JOB 1: In the post about teen pregnancy below, how many pregnant students does the Ohio high school have?

PASSAGE SHOWN:
◇ ◇ ◇ ◇ ◇ ◇ ◇

Sunday, September 04, 2005

We Come For Your Daughter, Chuck

One Ohio high school has an unfathomable 64 pregnant students. That's 13% of the entire female population of the school. Knocked up. Not just sexually active, mind you, but preggers.

Experts, parents and students themselves struggle to explain why such pockets of high teen pregnancy rates appear. Are teens getting appropriate sex education? Do they have access to birth control and are they using it consistently? Has the stigma of unwed motherhood lost its edge?

"This might be a school that is forthright with its problems while others are not," said Jay Green, chairman of the Education Reform department at the University of Arkansas. "But this is a widespread issue."

Green wrote a study last year for the conservative New York-based Manhattan Institute for Policy Research that found 20 percent of urban teenagers have been pregnant, compared with 14 percent of suburban teens.

I knew I was a loser in high school, but I had no idea I was such a loser.

20% of urban teenagers have been pregnant at one time or another, and 14% of suburban teenagers. When I was a teenager, I thought touching a boob was a major sexual victory. During my most intensely popular phase in high school, I had roughly as much actual sex as a character in a PG-13 comedy. And not even a cool 1980's PG-13 comedy. One made last year.

The locals are, in part, blaming the school system, which promotes the President's favorite form of sex education - complete blind ignorance. No! I mean, "abstinence-only education," which is actually an oxymoron. Abstinence, of course, means to refrain from something (in this case, sex), which is the opposite of learning about something.

Not that I'm saying sex education classes should actually involve students having sex (although everyone would be paying way more attention). But you should definitely tell kids the reality about sex, rather than mystifying it by keeping everything a secret. I went to high school in an area that's politically conservative (Orange County, CA), but fairly lax socially, and even we had kind of weird, hard-line sex education.

In my 8th Grade Health class (taught by a nerdy PE coach named Mr. Pierce, who may very well still teach at Sierra Vista Middle School) , we learned several things I now recognize, in retrospect, were half-truths or outright lies. Most egregiously, I recall specifically Mr. Pierce telling us that condoms often break or come off, so they are not a sound way to prevent pregnancy or STD transmission.

◇ ◇ ◇ ◇ ◇ ◇ ◇

JOB 2: Rewrite the records as a JSON list of strings, one string per line, starting at the line that contains "button[interactable]: N [313, 567, 346, 607]" and stopping after the line that contains "button[interactable]: space [162, 617, 343, 659]". Leave out any blank lines.

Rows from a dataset
◇ ◇ ◇ ◇ ◇ ◇ ◇

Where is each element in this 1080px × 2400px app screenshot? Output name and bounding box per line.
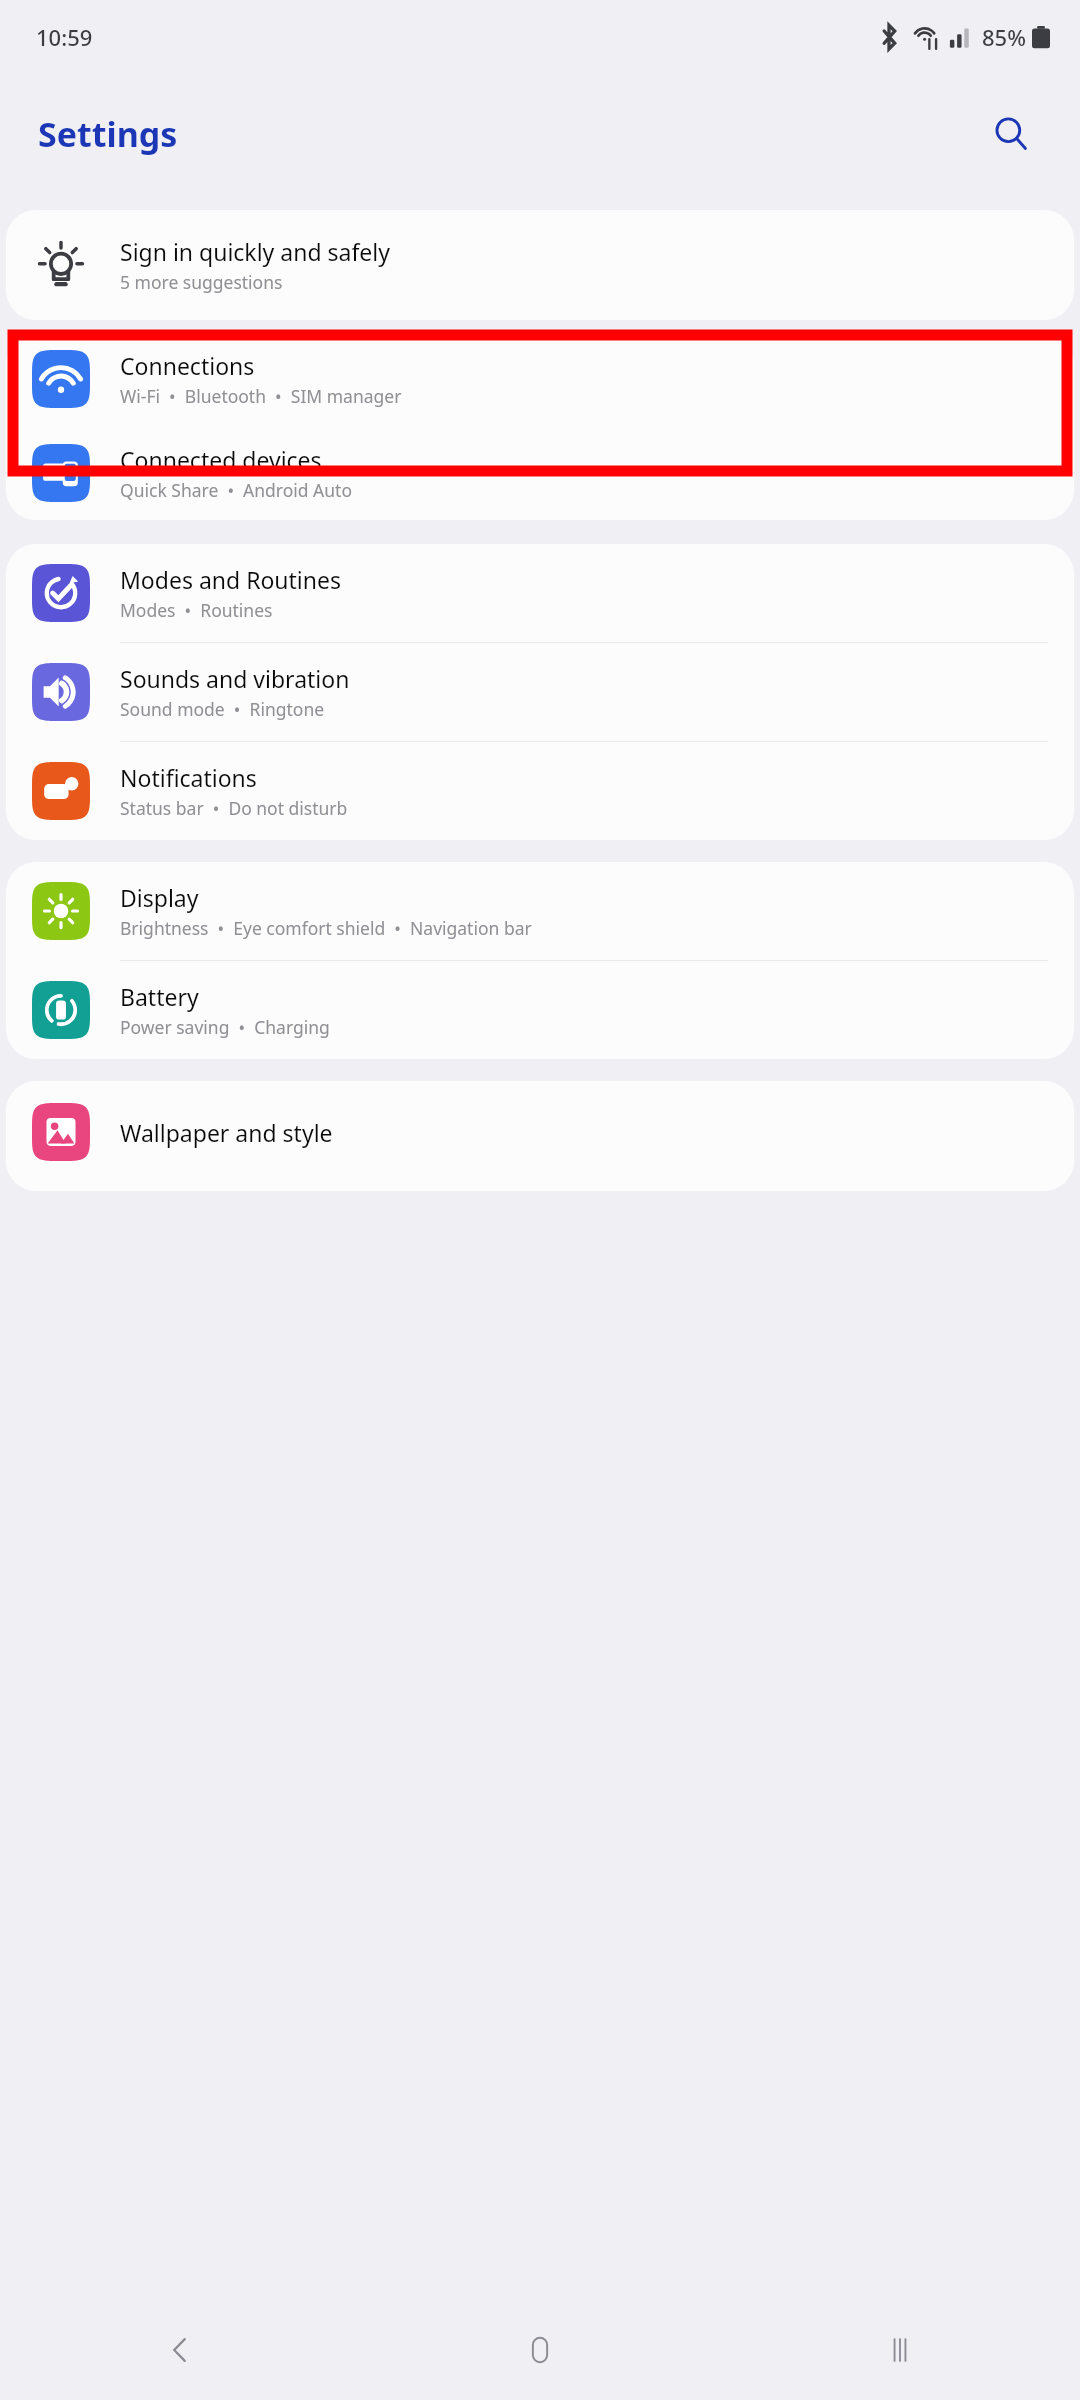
staticText: Quick Share • Android Auto (120, 478, 353, 502)
staticText: Settings (38, 111, 178, 157)
button[interactable]: Connections (6, 332, 1074, 426)
button[interactable]: Notifications (6, 742, 1074, 840)
staticText: Sign in quickly and safely (120, 236, 390, 267)
staticText: Battery (120, 981, 199, 1012)
staticText: 5 more suggestions (120, 270, 283, 294)
button[interactable]: Search (982, 105, 1040, 163)
staticText: Wallpaper and style (120, 1117, 333, 1148)
staticText: Sounds and vibration (120, 663, 350, 694)
staticText: Connected devices (120, 444, 322, 475)
button[interactable]: Connected devices (6, 426, 1074, 520)
button[interactable]: Battery (6, 961, 1074, 1059)
staticText: Modes • Routines (120, 598, 273, 622)
button[interactable]: Home (360, 2300, 720, 2400)
staticText: Modes and Routines (120, 564, 342, 595)
staticText: 85% (982, 22, 1026, 52)
staticText: Display (120, 882, 199, 913)
staticText: Status bar • Do not disturb (120, 796, 348, 820)
staticText: Connections (120, 350, 255, 381)
staticText: Sound mode • Ringtone (120, 697, 325, 721)
staticText: Wi-Fi • Bluetooth • SIM manager (120, 384, 402, 408)
button[interactable]: Wallpaper and style (6, 1081, 1074, 1191)
staticText: Notifications (120, 762, 257, 793)
staticText: 10:59 (36, 22, 93, 52)
button[interactable]: Recent apps (720, 2300, 1080, 2400)
button[interactable]: Modes and Routines (6, 544, 1074, 642)
staticText: Power saving • Charging (120, 1015, 330, 1039)
staticText: Brightness • Eye comfort shield • Naviga… (120, 916, 532, 940)
button[interactable]: Display (6, 862, 1074, 960)
button[interactable]: Sign in quickly and safely (6, 210, 1074, 320)
button[interactable]: Back (0, 2300, 360, 2400)
button[interactable]: Sounds and vibration (6, 643, 1074, 741)
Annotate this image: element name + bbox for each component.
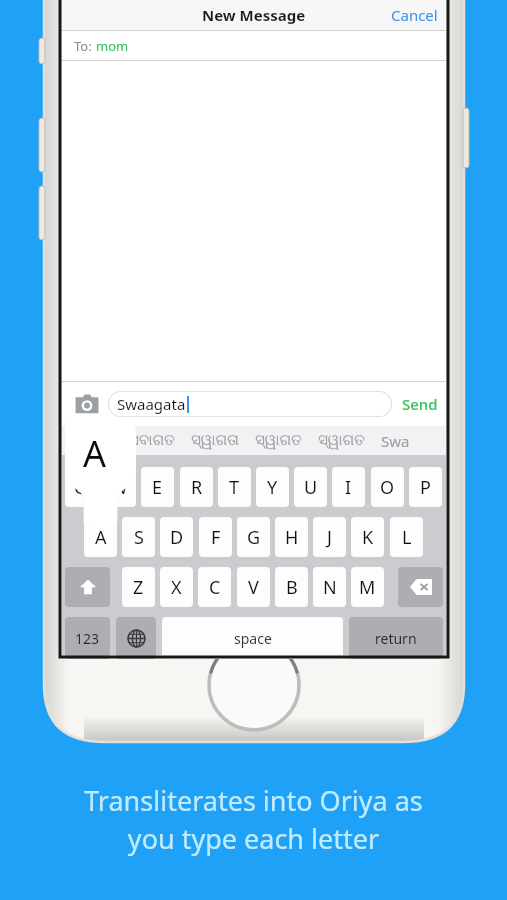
button[interactable]: N [313, 567, 346, 607]
staticText: W [111, 475, 128, 500]
button[interactable]: T [218, 467, 251, 507]
button[interactable]: ସବାଗତ [122, 430, 182, 451]
button[interactable]: X [160, 567, 193, 607]
staticText: V [248, 575, 259, 600]
button[interactable]: E [141, 467, 174, 507]
button[interactable]: return [349, 617, 443, 659]
staticText: Transliterates into Oriya as you type ea… [84, 782, 423, 857]
button[interactable]: Z [122, 567, 155, 607]
staticText: B [286, 575, 298, 600]
staticText: Send [402, 394, 438, 414]
button[interactable]: To: [62, 31, 446, 60]
staticText: mom [96, 37, 129, 55]
staticText: Z [133, 575, 144, 600]
button[interactable]: C [198, 567, 231, 607]
staticText: M [359, 575, 376, 600]
staticText: space [234, 629, 272, 648]
staticText: A [83, 429, 107, 478]
staticText: T [229, 475, 240, 500]
button[interactable]: space [162, 617, 343, 659]
button[interactable]: Shift [65, 567, 110, 607]
button[interactable]: R [180, 467, 213, 507]
button[interactable]: Y [256, 467, 289, 507]
button[interactable]: B [275, 567, 308, 607]
button[interactable]: ସ୍ୱାଗତ [68, 428, 120, 454]
staticText: ସ୍ୱାଗତ [318, 433, 365, 448]
staticText: Cancel [391, 5, 438, 25]
staticText: Swaagata [117, 394, 186, 414]
button[interactable]: U [294, 467, 327, 507]
button[interactable]: Send [398, 388, 442, 420]
button[interactable]: Switch keyboard [116, 617, 156, 659]
staticText: G [247, 525, 261, 550]
button[interactable]: ସ୍ୱାଗତା [184, 430, 246, 451]
button[interactable]: Cancel [383, 1, 446, 29]
button[interactable]: M [351, 567, 384, 607]
button[interactable]: P [409, 467, 442, 507]
staticText: N [323, 575, 337, 600]
staticText: F [211, 525, 221, 550]
staticText: ସ୍ୱାଗତା [191, 433, 239, 448]
button[interactable]: D [160, 517, 193, 557]
button[interactable]: O [371, 467, 404, 507]
staticText: D [170, 525, 184, 550]
staticText: A [95, 525, 107, 550]
button[interactable]: Swa [374, 428, 417, 454]
button[interactable]: J [313, 517, 346, 557]
button[interactable]: ସ୍ୱାଗତ [248, 430, 309, 451]
button[interactable]: F [199, 517, 232, 557]
staticText: R [191, 475, 203, 500]
button[interactable]: Camera [70, 387, 104, 421]
staticText: To: [74, 37, 96, 55]
staticText: X [171, 575, 182, 600]
staticText: J [327, 525, 332, 550]
staticText: P [420, 475, 431, 500]
button[interactable]: Swaagata [108, 391, 392, 417]
staticText: Q [74, 475, 89, 500]
button[interactable]: H [275, 517, 308, 557]
button[interactable]: S [122, 517, 155, 557]
staticText: U [304, 475, 318, 500]
button[interactable]: K [351, 517, 384, 557]
button[interactable]: A [84, 517, 117, 557]
button[interactable]: G [237, 517, 270, 557]
staticText: C [209, 575, 221, 600]
button[interactable]: I [332, 467, 365, 507]
button[interactable]: V [237, 567, 270, 607]
staticText: K [362, 525, 374, 550]
staticText: Y [267, 475, 278, 500]
staticText: ସବାଗତ [129, 433, 175, 448]
staticText: New Message [202, 5, 306, 25]
staticText: L [402, 525, 412, 550]
staticText: I [345, 475, 352, 500]
button[interactable]: L [390, 517, 423, 557]
button[interactable]: W [103, 467, 136, 507]
staticText: ସ୍ୱାଗତ [75, 431, 113, 451]
staticText: ସ୍ୱାଗତ [255, 433, 302, 448]
button[interactable]: 123 [65, 617, 110, 659]
staticText: O [380, 475, 395, 500]
staticText: Swa [381, 431, 410, 451]
button[interactable]: Q [65, 467, 98, 507]
button[interactable]: Backspace [398, 567, 443, 607]
staticText: H [285, 525, 299, 550]
button[interactable]: ସ୍ୱାଗତ [311, 430, 372, 451]
staticText: return [375, 629, 417, 648]
staticText: E [152, 475, 163, 500]
staticText: S [134, 525, 144, 550]
staticText: 123 [75, 629, 100, 648]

◇ ◇ ◇ ◇ ◇ ◇ ◇

ANSWER 1: 64 pregnant students, which is 13% of the school's female population.

ANSWER 2:
[
  "button[interactable]: N [313, 567, 346, 607]",
  "staticText: W [111, 475, 128, 500]",
  "button[interactable]: T [218, 467, 251, 507]",
  "button[interactable]: ସବାଗତ [122, 430, 182, 451]",
  "button[interactable]: X [160, 567, 193, 607]",
  "staticText: V [248, 575, 259, 600]",
  "button[interactable]: E [141, 467, 174, 507]",
  "button[interactable]: return [349, 617, 443, 659]",
  "staticText: Transliterates into Oriya as you type ea… [84, 782, 423, 857]",
  "button[interactable]: Z [122, 567, 155, 607]",
  "staticText: B [286, 575, 298, 600]",
  "staticText: Send [402, 394, 438, 414]",
  "button[interactable]: To: [62, 31, 446, 60]",
  "staticText: mom [96, 37, 129, 55]",
  "staticText: Z [133, 575, 144, 600]",
  "button[interactable]: C [198, 567, 231, 607]",
  "staticText: M [359, 575, 376, 600]",
  "staticText: space [234, 629, 272, 648]",
  "staticText: A [83, 429, 107, 478]",
  "staticText: T [229, 475, 240, 500]",
  "button[interactable]: space [162, 617, 343, 659]"
]